━━ Input records ━━

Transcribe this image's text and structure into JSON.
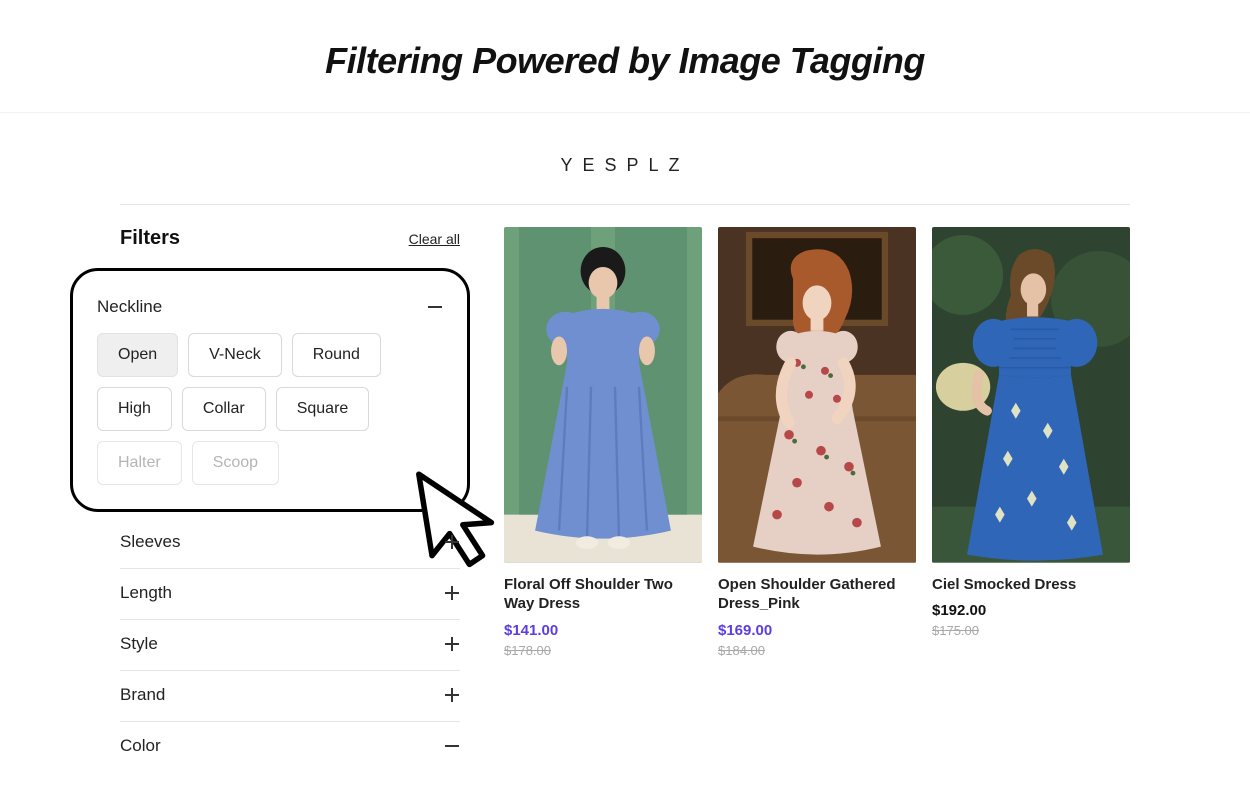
{
  "header": {
    "title": "Filtering Powered by Image Tagging"
  },
  "brand": "YESPLZ",
  "filters": {
    "title": "Filters",
    "clear_all": "Clear all",
    "groups": {
      "neckline": {
        "label": "Neckline",
        "expanded": true,
        "options": [
          {
            "label": "Open",
            "state": "selected"
          },
          {
            "label": "V-Neck",
            "state": "normal"
          },
          {
            "label": "Round",
            "state": "normal"
          },
          {
            "label": "High",
            "state": "normal"
          },
          {
            "label": "Collar",
            "state": "normal"
          },
          {
            "label": "Square",
            "state": "normal"
          },
          {
            "label": "Halter",
            "state": "disabled"
          },
          {
            "label": "Scoop",
            "state": "disabled"
          }
        ]
      },
      "sleeves": {
        "label": "Sleeves",
        "expanded": false
      },
      "length": {
        "label": "Length",
        "expanded": false
      },
      "style": {
        "label": "Style",
        "expanded": false
      },
      "brand": {
        "label": "Brand",
        "expanded": false
      },
      "color": {
        "label": "Color",
        "expanded": true
      }
    }
  },
  "products": [
    {
      "title": "Floral Off Shoulder Two Way Dress",
      "price": "$141.00",
      "price_style": "purple",
      "original_price": "$178.00",
      "palette": {
        "bg": "#6ea07a",
        "dress": "#6f8fd1",
        "skin": "#e8c7ad",
        "hair": "#1a1a1a",
        "floor": "#e9e3d5"
      }
    },
    {
      "title": "Open Shoulder Gathered Dress_Pink",
      "price": "$169.00",
      "price_style": "purple",
      "original_price": "$184.00",
      "palette": {
        "bg": "#5a3b25",
        "dress": "#e6cfc4",
        "flower": "#b6484a",
        "skin": "#f0d4bf",
        "hair": "#a85a2d",
        "sofa": "#7a5634"
      }
    },
    {
      "title": "Ciel Smocked Dress",
      "price": "$192.00",
      "price_style": "black",
      "original_price": "$175.00",
      "palette": {
        "bg": "#2f4430",
        "dress": "#2f66b8",
        "flower": "#dfe3c4",
        "skin": "#e5c2a6",
        "hair": "#6b4a2a"
      }
    }
  ]
}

━━━

● Instruction:
Repeat the data exactly, dropping every picture it holds.

● Correct answer:
Transcribe this image's text and structure into JSON.
{
  "header": {
    "title": "Filtering Powered by Image Tagging"
  },
  "brand": "YESPLZ",
  "filters": {
    "title": "Filters",
    "clear_all": "Clear all",
    "groups": {
      "neckline": {
        "label": "Neckline",
        "expanded": true,
        "options": [
          {
            "label": "Open",
            "state": "selected"
          },
          {
            "label": "V-Neck",
            "state": "normal"
          },
          {
            "label": "Round",
            "state": "normal"
          },
          {
            "label": "High",
            "state": "normal"
          },
          {
            "label": "Collar",
            "state": "normal"
          },
          {
            "label": "Square",
            "state": "normal"
          },
          {
            "label": "Halter",
            "state": "disabled"
          },
          {
            "label": "Scoop",
            "state": "disabled"
          }
        ]
      },
      "sleeves": {
        "label": "Sleeves",
        "expanded": false
      },
      "length": {
        "label": "Length",
        "expanded": false
      },
      "style": {
        "label": "Style",
        "expanded": false
      },
      "brand": {
        "label": "Brand",
        "expanded": false
      },
      "color": {
        "label": "Color",
        "expanded": true
      }
    }
  },
  "products": [
    {
      "title": "Floral Off Shoulder Two Way Dress",
      "price": "$141.00",
      "price_style": "purple",
      "original_price": "$178.00",
      "palette": {
        "bg": "#6ea07a",
        "dress": "#6f8fd1",
        "skin": "#e8c7ad",
        "hair": "#1a1a1a",
        "floor": "#e9e3d5"
      }
    },
    {
      "title": "Open Shoulder Gathered Dress_Pink",
      "price": "$169.00",
      "price_style": "purple",
      "original_price": "$184.00",
      "palette": {
        "bg": "#5a3b25",
        "dress": "#e6cfc4",
        "flower": "#b6484a",
        "skin": "#f0d4bf",
        "hair": "#a85a2d",
        "sofa": "#7a5634"
      }
    },
    {
      "title": "Ciel Smocked Dress",
      "price": "$192.00",
      "price_style": "black",
      "original_price": "$175.00",
      "palette": {
        "bg": "#2f4430",
        "dress": "#2f66b8",
        "flower": "#dfe3c4",
        "skin": "#e5c2a6",
        "hair": "#6b4a2a"
      }
    }
  ]
}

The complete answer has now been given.